#### [Brief]
Transcribe the entries that follow, word for word.

———

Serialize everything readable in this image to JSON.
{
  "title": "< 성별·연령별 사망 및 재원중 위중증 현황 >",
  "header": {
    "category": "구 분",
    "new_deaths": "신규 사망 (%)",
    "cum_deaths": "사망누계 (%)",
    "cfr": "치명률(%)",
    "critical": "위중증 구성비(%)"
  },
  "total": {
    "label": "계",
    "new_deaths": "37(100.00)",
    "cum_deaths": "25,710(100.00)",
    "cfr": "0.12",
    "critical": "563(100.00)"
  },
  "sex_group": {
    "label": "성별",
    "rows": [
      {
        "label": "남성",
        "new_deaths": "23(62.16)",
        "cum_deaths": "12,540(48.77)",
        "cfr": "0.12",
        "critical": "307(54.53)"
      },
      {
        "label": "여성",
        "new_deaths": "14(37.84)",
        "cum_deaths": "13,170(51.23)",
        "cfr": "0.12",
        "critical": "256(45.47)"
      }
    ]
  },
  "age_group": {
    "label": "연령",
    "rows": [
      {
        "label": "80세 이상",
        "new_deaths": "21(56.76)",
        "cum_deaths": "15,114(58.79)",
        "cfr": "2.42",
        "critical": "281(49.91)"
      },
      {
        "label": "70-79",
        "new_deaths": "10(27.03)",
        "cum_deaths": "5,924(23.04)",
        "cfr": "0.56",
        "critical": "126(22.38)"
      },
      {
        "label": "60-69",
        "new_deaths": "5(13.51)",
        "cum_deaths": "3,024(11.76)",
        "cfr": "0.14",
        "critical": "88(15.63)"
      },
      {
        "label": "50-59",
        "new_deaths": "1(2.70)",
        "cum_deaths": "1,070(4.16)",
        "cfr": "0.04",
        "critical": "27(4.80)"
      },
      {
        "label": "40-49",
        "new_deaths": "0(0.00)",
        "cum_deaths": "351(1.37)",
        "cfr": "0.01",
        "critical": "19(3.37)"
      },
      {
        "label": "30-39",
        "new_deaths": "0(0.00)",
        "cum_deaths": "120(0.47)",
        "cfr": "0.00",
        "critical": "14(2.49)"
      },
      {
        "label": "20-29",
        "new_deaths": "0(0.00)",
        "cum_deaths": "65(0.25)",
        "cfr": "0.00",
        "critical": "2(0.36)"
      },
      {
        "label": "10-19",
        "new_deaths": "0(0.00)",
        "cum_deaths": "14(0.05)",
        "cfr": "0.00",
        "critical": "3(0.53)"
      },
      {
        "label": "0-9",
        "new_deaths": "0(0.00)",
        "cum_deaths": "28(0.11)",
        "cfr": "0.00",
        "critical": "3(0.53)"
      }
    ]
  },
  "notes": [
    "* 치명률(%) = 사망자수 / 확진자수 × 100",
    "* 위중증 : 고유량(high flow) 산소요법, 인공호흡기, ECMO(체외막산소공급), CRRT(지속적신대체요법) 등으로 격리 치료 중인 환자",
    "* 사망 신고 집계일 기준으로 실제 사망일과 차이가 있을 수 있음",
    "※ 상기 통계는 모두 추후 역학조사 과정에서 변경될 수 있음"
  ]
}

———

#### [Worked answer]
Serialize everything readable in this image to JSON.
{
  "title": "< 성별·연령별 사망 및 재원중 위중증 현황 >",
  "header": {
    "category": "구 분",
    "new_deaths": "신규 사망 (%)",
    "cum_deaths": "사망누계 (%)",
    "cfr": "치명률(%)",
    "critical": "위중증 구성비(%)"
  },
  "total": {
    "label": "계",
    "new_deaths": "37(100.00)",
    "cum_deaths": "25,710(100.00)",
    "cfr": "0.12",
    "critical": "563(100.00)"
  },
  "sex_group": {
    "label": "성별",
    "rows": [
      {
        "label": "남성",
        "new_deaths": "23(62.16)",
        "cum_deaths": "12,540(48.77)",
        "cfr": "0.12",
        "critical": "307(54.53)"
      },
      {
        "label": "여성",
        "new_deaths": "14(37.84)",
        "cum_deaths": "13,170(51.23)",
        "cfr": "0.12",
        "critical": "256(45.47)"
      }
    ]
  },
  "age_group": {
    "label": "연령",
    "rows": [
      {
        "label": "80세 이상",
        "new_deaths": "21(56.76)",
        "cum_deaths": "15,114(58.79)",
        "cfr": "2.42",
        "critical": "281(49.91)"
      },
      {
        "label": "70-79",
        "new_deaths": "10(27.03)",
        "cum_deaths": "5,924(23.04)",
        "cfr": "0.56",
        "critical": "126(22.38)"
      },
      {
        "label": "60-69",
        "new_deaths": "5(13.51)",
        "cum_deaths": "3,024(11.76)",
        "cfr": "0.14",
        "critical": "88(15.63)"
      },
      {
        "label": "50-59",
        "new_deaths": "1(2.70)",
        "cum_deaths": "1,070(4.16)",
        "cfr": "0.04",
        "critical": "27(4.80)"
      },
      {
        "label": "40-49",
        "new_deaths": "0(0.00)",
        "cum_deaths": "351(1.37)",
        "cfr": "0.01",
        "critical": "19(3.37)"
      },
      {
        "label": "30-39",
        "new_deaths": "0(0.00)",
        "cum_deaths": "120(0.47)",
        "cfr": "0.00",
        "critical": "14(2.49)"
      },
      {
        "label": "20-29",
        "new_deaths": "0(0.00)",
        "cum_deaths": "65(0.25)",
        "cfr": "0.00",
        "critical": "2(0.36)"
      },
      {
        "label": "10-19",
        "new_deaths": "0(0.00)",
        "cum_deaths": "14(0.05)",
        "cfr": "0.00",
        "critical": "3(0.53)"
      },
      {
        "label": "0-9",
        "new_deaths": "0(0.00)",
        "cum_deaths": "28(0.11)",
        "cfr": "0.00",
        "critical": "3(0.53)"
      }
    ]
  },
  "notes": [
    "* 치명률(%) = 사망자수 / 확진자수 × 100",
    "* 위중증 : 고유량(high flow) 산소요법, 인공호흡기, ECMO(체외막산소공급), CRRT(지속적신대체요법) 등으로 격리 치료 중인 환자",
    "* 사망 신고 집계일 기준으로 실제 사망일과 차이가 있을 수 있음",
    "※ 상기 통계는 모두 추후 역학조사 과정에서 변경될 수 있음"
  ]
}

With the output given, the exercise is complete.